**Required work**
Return every line of the items below verbatim, in their original order, without altering any character.

[Layout records]
====

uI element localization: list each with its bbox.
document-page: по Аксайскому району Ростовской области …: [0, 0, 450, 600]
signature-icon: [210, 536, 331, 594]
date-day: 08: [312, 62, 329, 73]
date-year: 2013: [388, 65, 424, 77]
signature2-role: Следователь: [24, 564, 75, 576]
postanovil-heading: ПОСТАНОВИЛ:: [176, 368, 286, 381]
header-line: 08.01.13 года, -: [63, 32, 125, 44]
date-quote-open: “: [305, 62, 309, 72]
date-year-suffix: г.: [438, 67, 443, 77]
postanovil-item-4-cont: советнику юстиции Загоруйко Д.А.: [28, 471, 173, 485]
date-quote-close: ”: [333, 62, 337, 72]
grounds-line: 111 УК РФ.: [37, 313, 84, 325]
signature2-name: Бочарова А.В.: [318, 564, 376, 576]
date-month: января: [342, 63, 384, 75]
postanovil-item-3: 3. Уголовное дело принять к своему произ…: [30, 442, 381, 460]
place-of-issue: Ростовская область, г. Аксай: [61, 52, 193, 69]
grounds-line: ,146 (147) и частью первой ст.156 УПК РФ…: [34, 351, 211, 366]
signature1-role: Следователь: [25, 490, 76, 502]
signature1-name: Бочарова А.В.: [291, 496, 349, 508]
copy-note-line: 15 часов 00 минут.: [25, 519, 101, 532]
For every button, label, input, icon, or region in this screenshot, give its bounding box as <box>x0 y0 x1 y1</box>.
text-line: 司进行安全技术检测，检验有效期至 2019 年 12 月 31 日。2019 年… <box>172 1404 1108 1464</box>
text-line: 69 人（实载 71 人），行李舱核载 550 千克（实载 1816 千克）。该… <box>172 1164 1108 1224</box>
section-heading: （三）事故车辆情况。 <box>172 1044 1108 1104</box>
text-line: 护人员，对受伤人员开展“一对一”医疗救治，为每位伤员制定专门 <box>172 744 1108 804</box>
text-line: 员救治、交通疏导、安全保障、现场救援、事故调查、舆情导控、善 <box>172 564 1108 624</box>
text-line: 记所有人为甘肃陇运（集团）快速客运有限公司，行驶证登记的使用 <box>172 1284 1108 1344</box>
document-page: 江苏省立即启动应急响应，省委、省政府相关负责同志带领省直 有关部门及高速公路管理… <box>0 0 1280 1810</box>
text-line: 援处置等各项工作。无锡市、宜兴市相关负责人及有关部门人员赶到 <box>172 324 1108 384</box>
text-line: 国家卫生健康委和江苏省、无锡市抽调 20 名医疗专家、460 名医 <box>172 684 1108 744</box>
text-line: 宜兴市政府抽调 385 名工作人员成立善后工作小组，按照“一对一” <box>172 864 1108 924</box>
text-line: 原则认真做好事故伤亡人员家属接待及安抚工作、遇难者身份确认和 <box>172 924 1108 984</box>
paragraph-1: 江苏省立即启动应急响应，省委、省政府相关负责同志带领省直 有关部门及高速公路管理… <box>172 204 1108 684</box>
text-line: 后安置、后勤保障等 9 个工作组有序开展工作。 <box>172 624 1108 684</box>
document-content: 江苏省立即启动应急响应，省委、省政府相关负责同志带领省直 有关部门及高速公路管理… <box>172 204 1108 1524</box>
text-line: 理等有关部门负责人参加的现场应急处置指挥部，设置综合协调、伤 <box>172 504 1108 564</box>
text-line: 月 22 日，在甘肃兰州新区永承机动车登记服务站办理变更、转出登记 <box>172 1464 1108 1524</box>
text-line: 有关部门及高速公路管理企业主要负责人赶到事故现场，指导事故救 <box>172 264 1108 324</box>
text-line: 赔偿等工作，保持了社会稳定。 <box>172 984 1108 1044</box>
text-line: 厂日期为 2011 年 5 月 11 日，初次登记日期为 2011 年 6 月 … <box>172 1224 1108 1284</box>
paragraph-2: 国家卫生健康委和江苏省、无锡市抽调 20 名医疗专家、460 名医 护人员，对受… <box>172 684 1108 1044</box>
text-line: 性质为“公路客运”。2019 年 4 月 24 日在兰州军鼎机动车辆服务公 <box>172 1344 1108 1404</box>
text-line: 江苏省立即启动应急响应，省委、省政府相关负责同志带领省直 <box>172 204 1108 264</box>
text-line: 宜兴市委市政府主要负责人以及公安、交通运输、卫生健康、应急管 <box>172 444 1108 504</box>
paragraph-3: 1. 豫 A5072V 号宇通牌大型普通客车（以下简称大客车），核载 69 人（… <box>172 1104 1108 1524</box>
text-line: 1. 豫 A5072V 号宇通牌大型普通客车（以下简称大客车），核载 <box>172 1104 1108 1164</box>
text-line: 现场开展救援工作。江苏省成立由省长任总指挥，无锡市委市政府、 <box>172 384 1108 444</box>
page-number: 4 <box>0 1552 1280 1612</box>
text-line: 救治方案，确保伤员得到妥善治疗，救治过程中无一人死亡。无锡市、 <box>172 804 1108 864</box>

====

**Response below**
uI element localization: list each with its bbox.
document-page: по Аксайскому району Ростовской области …: [0, 0, 450, 600]
signature-icon: [210, 536, 331, 594]
date-day: 08: [312, 62, 329, 73]
date-year: 2013: [388, 65, 424, 77]
signature2-role: Следователь: [24, 564, 75, 576]
postanovil-heading: ПОСТАНОВИЛ:: [176, 368, 286, 381]
header-line: 08.01.13 года, -: [63, 32, 125, 44]
date-quote-open: “: [305, 62, 309, 72]
date-year-suffix: г.: [438, 67, 443, 77]
postanovil-item-4-cont: советнику юстиции Загоруйко Д.А.: [28, 471, 173, 485]
date-quote-close: ”: [333, 62, 337, 72]
grounds-line: 111 УК РФ.: [37, 313, 84, 325]
signature2-name: Бочарова А.В.: [318, 564, 376, 576]
date-month: января: [342, 63, 384, 75]
postanovil-item-3: 3. Уголовное дело принять к своему произ…: [30, 442, 381, 460]
place-of-issue: Ростовская область, г. Аксай: [61, 52, 193, 69]
grounds-line: ,146 (147) и частью первой ст.156 УПК РФ…: [34, 351, 211, 366]
signature1-role: Следователь: [25, 490, 76, 502]
signature1-name: Бочарова А.В.: [291, 496, 349, 508]
copy-note-line: 15 часов 00 минут.: [25, 519, 101, 532]
For every button, label, input, icon, or region in this screenshot, give its bounding box as <box>x0 y0 x1 y1</box>.
text-line: 司进行安全技术检测，检验有效期至 2019 年 12 月 31 日。2019 年… <box>172 1404 1108 1464</box>
text-line: 69 人（实载 71 人），行李舱核载 550 千克（实载 1816 千克）。该… <box>172 1164 1108 1224</box>
section-heading: （三）事故车辆情况。 <box>172 1044 1108 1104</box>
text-line: 护人员，对受伤人员开展“一对一”医疗救治，为每位伤员制定专门 <box>172 744 1108 804</box>
text-line: 员救治、交通疏导、安全保障、现场救援、事故调查、舆情导控、善 <box>172 564 1108 624</box>
text-line: 记所有人为甘肃陇运（集团）快速客运有限公司，行驶证登记的使用 <box>172 1284 1108 1344</box>
document-page: 江苏省立即启动应急响应，省委、省政府相关负责同志带领省直 有关部门及高速公路管理… <box>0 0 1280 1810</box>
text-line: 援处置等各项工作。无锡市、宜兴市相关负责人及有关部门人员赶到 <box>172 324 1108 384</box>
text-line: 国家卫生健康委和江苏省、无锡市抽调 20 名医疗专家、460 名医 <box>172 684 1108 744</box>
text-line: 宜兴市政府抽调 385 名工作人员成立善后工作小组，按照“一对一” <box>172 864 1108 924</box>
text-line: 原则认真做好事故伤亡人员家属接待及安抚工作、遇难者身份确认和 <box>172 924 1108 984</box>
paragraph-1: 江苏省立即启动应急响应，省委、省政府相关负责同志带领省直 有关部门及高速公路管理… <box>172 204 1108 684</box>
text-line: 后安置、后勤保障等 9 个工作组有序开展工作。 <box>172 624 1108 684</box>
document-content: 江苏省立即启动应急响应，省委、省政府相关负责同志带领省直 有关部门及高速公路管理… <box>172 204 1108 1524</box>
text-line: 理等有关部门负责人参加的现场应急处置指挥部，设置综合协调、伤 <box>172 504 1108 564</box>
text-line: 月 22 日，在甘肃兰州新区永承机动车登记服务站办理变更、转出登记 <box>172 1464 1108 1524</box>
text-line: 有关部门及高速公路管理企业主要负责人赶到事故现场，指导事故救 <box>172 264 1108 324</box>
text-line: 赔偿等工作，保持了社会稳定。 <box>172 984 1108 1044</box>
text-line: 厂日期为 2011 年 5 月 11 日，初次登记日期为 2011 年 6 月 … <box>172 1224 1108 1284</box>
paragraph-2: 国家卫生健康委和江苏省、无锡市抽调 20 名医疗专家、460 名医 护人员，对受… <box>172 684 1108 1044</box>
text-line: 性质为“公路客运”。2019 年 4 月 24 日在兰州军鼎机动车辆服务公 <box>172 1344 1108 1404</box>
text-line: 江苏省立即启动应急响应，省委、省政府相关负责同志带领省直 <box>172 204 1108 264</box>
text-line: 宜兴市委市政府主要负责人以及公安、交通运输、卫生健康、应急管 <box>172 444 1108 504</box>
paragraph-3: 1. 豫 A5072V 号宇通牌大型普通客车（以下简称大客车），核载 69 人（… <box>172 1104 1108 1524</box>
text-line: 1. 豫 A5072V 号宇通牌大型普通客车（以下简称大客车），核载 <box>172 1104 1108 1164</box>
text-line: 现场开展救援工作。江苏省成立由省长任总指挥，无锡市委市政府、 <box>172 384 1108 444</box>
page-number: 4 <box>0 1552 1280 1612</box>
text-line: 救治方案，确保伤员得到妥善治疗，救治过程中无一人死亡。无锡市、 <box>172 804 1108 864</box>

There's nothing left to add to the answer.